**Description of the task**
Search the records below for the word "source". Pull out each line that has it.

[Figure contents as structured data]
═══

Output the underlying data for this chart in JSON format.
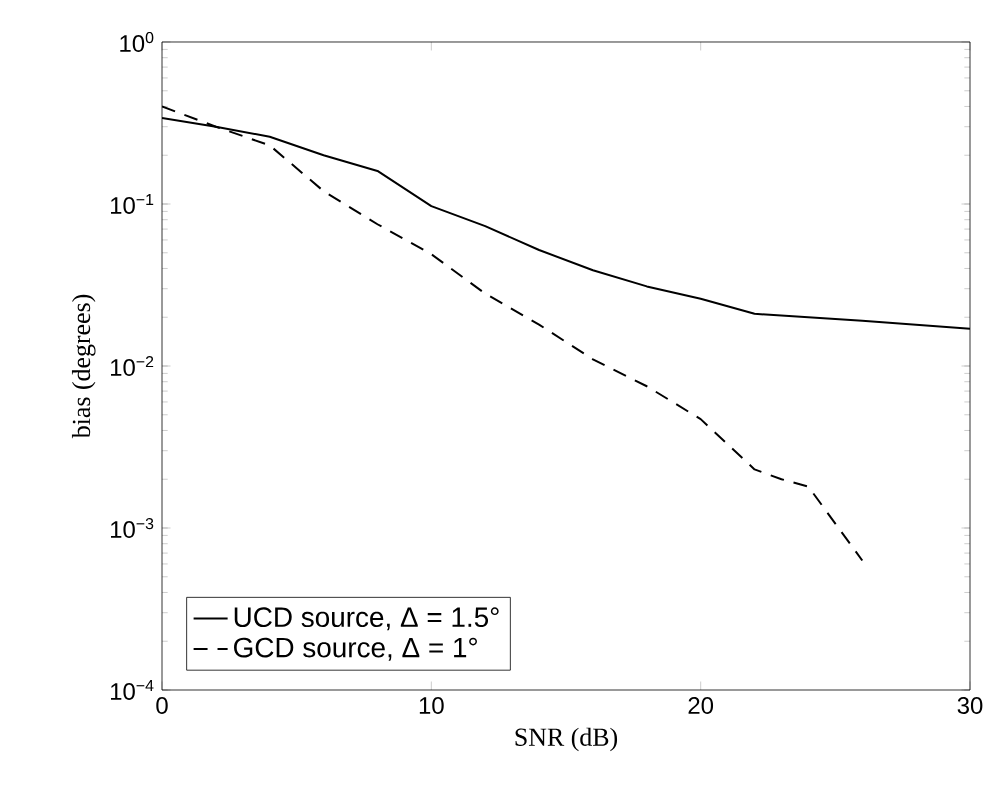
{
  "chart_data": {
    "type": "line",
    "xlabel": "SNR (dB)",
    "ylabel": "bias (degrees)",
    "log": "y",
    "grid": false,
    "legend": "bottom left",
    "xlim": [
      0,
      30
    ],
    "xticks": [
      0,
      10,
      20,
      30
    ],
    "ylim": [
      0.0001,
      1
    ],
    "yticks": [
      {
        "value": 0.0001,
        "label": "10$^{−4}$"
      },
      {
        "value": 0.001,
        "label": "10$^{−3}$"
      },
      {
        "value": 0.01,
        "label": "10$^{−2}$"
      },
      {
        "value": 0.1,
        "label": "10$^{−1}$"
      },
      {
        "value": 1,
        "label": "10$^{0}$"
      }
    ],
    "series": [
      {
        "name": "UCD source,  Δ = 1.5°",
        "color": "#000000",
        "line_style": "solid",
        "x": [
          0,
          2,
          4,
          6,
          8,
          10,
          12,
          14,
          16,
          18,
          20,
          22,
          26,
          30
        ],
        "values": [
          0.34,
          0.3,
          0.26,
          0.2,
          0.16,
          0.097,
          0.073,
          0.052,
          0.039,
          0.031,
          0.026,
          0.021,
          0.019,
          0.017
        ]
      },
      {
        "name": "GCD source,  Δ = 1°",
        "color": "#000000",
        "line_style": "dashed",
        "x": [
          0,
          2,
          4,
          6,
          8,
          10,
          12,
          14,
          16,
          18,
          20,
          22,
          23,
          24,
          26
        ],
        "values": [
          0.4,
          0.3,
          0.23,
          0.12,
          0.075,
          0.049,
          0.028,
          0.018,
          0.011,
          0.0075,
          0.0047,
          0.0023,
          0.002,
          0.0018,
          0.00063
        ]
      }
    ]
  }
}
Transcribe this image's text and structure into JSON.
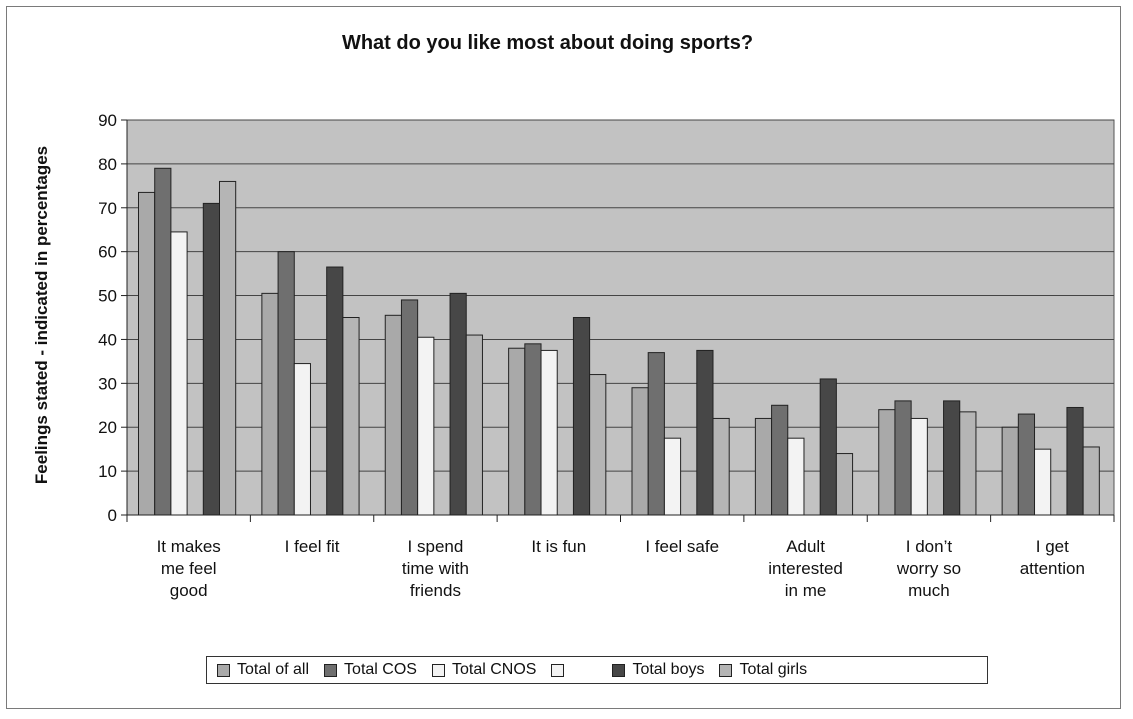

═══

**Correct answer**
        "name": "UCD source,  Δ = 1.5°",
        "name": "GCD source,  Δ = 1°",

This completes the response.